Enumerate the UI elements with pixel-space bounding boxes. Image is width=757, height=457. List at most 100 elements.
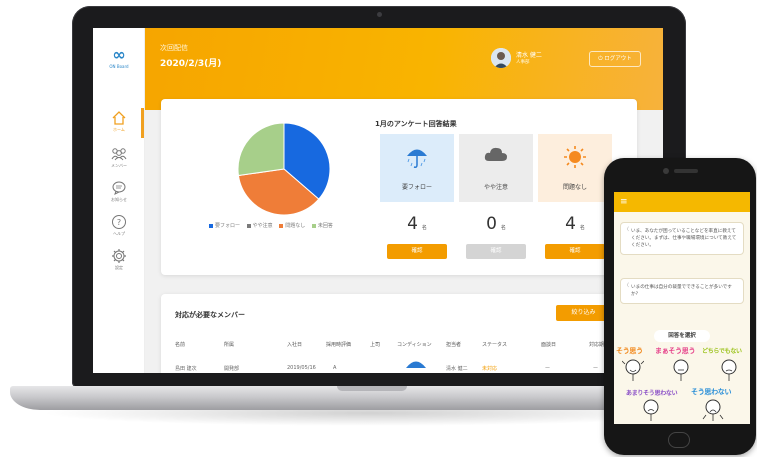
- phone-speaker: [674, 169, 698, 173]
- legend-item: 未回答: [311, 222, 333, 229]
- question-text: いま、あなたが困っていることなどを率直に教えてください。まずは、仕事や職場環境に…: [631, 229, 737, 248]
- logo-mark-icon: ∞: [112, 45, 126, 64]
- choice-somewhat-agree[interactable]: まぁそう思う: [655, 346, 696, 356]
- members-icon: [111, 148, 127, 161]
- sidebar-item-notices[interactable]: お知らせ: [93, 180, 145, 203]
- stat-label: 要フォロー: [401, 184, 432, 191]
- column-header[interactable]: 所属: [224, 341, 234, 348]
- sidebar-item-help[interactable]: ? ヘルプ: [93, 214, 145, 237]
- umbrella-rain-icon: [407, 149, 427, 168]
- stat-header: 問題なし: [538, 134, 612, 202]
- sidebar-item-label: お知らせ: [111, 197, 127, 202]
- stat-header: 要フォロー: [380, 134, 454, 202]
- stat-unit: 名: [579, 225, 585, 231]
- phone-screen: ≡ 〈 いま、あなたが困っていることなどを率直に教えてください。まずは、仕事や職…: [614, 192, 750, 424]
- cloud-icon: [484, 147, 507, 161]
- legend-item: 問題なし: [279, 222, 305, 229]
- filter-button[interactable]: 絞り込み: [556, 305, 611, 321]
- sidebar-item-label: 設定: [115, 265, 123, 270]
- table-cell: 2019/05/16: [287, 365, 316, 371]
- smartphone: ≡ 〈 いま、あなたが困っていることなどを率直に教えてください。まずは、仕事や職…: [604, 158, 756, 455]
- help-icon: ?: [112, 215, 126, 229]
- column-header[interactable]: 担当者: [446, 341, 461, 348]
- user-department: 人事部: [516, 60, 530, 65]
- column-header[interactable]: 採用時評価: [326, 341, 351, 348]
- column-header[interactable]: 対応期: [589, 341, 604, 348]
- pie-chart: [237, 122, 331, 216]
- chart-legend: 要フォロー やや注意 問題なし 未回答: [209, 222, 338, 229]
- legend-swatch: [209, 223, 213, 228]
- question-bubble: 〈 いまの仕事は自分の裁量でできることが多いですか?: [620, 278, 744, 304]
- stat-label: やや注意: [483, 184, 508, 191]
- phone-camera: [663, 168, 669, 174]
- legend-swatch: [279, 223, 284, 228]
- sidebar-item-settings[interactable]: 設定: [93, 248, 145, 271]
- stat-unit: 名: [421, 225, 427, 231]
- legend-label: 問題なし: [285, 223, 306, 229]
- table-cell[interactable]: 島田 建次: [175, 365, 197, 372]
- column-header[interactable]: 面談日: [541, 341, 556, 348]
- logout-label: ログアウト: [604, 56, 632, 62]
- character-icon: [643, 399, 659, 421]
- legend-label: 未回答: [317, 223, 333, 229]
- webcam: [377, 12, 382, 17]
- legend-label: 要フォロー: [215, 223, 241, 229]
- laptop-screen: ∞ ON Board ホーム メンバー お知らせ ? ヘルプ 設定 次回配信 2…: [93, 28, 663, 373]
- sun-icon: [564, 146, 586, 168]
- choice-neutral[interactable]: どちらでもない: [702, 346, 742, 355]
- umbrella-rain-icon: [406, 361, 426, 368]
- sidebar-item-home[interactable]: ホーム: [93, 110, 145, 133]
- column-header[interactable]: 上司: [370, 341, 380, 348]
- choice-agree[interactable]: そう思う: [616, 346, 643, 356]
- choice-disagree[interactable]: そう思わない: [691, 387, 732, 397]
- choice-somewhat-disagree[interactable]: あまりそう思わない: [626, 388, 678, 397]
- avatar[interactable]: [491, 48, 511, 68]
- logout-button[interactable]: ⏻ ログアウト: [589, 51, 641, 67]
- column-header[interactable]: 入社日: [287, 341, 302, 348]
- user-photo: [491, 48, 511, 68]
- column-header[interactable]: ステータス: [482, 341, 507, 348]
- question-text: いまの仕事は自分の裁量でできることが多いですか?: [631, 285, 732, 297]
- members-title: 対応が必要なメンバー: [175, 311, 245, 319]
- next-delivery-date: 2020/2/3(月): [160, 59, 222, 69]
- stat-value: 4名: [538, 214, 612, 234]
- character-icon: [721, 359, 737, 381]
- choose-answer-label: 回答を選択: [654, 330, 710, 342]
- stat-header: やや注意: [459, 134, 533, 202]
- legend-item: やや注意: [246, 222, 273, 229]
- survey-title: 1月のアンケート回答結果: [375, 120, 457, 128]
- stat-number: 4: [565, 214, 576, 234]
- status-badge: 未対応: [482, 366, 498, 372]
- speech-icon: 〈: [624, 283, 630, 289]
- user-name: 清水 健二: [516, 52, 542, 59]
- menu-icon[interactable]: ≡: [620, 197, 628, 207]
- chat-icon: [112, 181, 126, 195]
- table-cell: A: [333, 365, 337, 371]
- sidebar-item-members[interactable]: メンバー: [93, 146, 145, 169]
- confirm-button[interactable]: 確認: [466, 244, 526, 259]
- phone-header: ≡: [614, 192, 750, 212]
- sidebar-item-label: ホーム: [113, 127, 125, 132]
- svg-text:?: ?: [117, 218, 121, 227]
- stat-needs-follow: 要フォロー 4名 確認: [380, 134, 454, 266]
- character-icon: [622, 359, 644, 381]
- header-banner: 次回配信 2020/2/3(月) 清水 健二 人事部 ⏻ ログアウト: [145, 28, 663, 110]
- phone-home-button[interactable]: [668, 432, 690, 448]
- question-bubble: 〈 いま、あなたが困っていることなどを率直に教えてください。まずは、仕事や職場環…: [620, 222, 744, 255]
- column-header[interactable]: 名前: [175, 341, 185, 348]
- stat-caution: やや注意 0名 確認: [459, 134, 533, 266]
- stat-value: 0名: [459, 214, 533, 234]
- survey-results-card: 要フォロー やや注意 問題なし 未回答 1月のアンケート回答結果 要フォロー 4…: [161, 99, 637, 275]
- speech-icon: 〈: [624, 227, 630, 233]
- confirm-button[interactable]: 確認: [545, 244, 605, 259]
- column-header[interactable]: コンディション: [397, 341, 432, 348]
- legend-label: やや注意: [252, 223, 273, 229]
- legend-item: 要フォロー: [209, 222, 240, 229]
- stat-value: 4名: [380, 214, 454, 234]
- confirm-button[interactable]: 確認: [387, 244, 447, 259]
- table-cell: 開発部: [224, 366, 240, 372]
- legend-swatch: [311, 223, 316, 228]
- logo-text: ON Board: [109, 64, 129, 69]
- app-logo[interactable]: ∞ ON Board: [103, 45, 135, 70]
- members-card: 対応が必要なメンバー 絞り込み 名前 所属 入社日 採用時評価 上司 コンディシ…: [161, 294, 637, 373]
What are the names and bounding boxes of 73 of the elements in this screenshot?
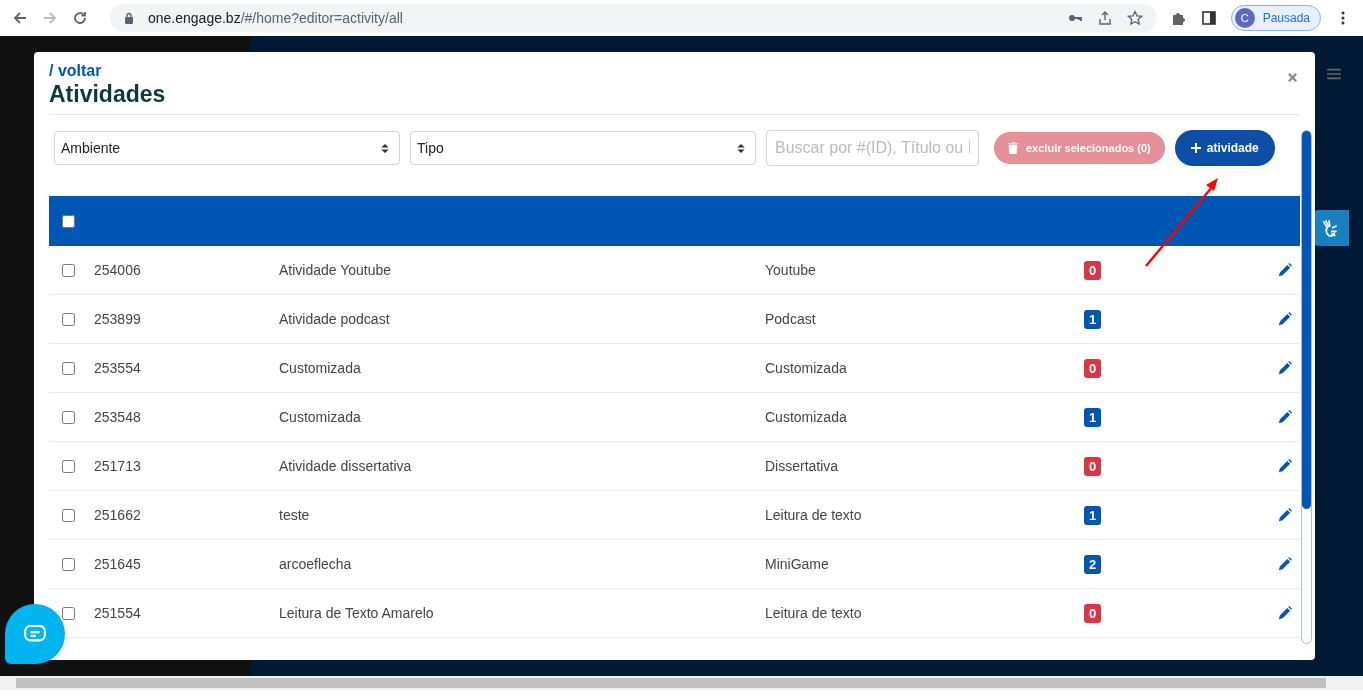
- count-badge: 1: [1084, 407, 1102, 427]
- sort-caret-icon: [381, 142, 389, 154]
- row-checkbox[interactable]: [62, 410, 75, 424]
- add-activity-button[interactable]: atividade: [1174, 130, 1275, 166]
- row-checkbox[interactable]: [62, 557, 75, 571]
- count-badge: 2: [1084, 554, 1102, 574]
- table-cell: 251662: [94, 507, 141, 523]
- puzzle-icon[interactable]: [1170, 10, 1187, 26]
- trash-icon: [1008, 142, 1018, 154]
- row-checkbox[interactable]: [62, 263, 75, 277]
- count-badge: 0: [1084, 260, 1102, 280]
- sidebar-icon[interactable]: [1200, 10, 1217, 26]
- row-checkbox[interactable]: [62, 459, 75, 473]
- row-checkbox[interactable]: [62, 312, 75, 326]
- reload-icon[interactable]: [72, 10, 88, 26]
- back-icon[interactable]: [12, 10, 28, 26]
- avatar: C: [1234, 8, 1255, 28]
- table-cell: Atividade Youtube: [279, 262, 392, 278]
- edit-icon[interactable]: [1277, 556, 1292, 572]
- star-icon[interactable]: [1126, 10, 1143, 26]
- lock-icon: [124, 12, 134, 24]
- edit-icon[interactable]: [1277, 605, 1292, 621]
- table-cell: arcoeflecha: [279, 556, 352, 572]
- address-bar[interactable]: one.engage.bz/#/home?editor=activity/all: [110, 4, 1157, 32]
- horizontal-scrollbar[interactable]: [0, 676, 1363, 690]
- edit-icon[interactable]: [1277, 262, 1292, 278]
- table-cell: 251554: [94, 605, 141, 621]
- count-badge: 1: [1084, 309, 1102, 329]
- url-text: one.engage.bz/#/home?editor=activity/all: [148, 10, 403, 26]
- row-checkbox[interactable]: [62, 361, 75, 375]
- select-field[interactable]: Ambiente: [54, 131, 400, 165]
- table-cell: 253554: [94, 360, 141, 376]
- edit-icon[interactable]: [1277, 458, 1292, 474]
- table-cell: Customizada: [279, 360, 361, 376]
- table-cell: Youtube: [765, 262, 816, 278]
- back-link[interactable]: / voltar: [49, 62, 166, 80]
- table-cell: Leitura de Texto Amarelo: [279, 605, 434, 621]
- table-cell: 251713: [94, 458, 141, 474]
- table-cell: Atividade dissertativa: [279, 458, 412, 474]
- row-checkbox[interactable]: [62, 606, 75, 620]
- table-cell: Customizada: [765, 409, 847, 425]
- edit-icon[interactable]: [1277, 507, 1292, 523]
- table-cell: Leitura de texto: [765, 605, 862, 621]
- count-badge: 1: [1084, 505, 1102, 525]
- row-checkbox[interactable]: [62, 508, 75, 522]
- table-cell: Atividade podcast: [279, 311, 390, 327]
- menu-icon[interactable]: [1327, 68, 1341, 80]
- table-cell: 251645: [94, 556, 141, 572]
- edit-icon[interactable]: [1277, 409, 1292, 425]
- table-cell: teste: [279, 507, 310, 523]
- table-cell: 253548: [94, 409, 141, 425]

What you should do:
Gather each line of the records above that contains the string "members".

Result below:
- members-icon: [111, 148, 127, 161]
- members-title: 対応が必要なメンバー: [175, 311, 245, 319]
- sidebar-item-members[interactable]: メンバー: [93, 146, 145, 169]
- members-card: 対応が必要なメンバー 絞り込み 名前 所属 入社日 採用時評価 上司 コンディシ…: [161, 294, 637, 373]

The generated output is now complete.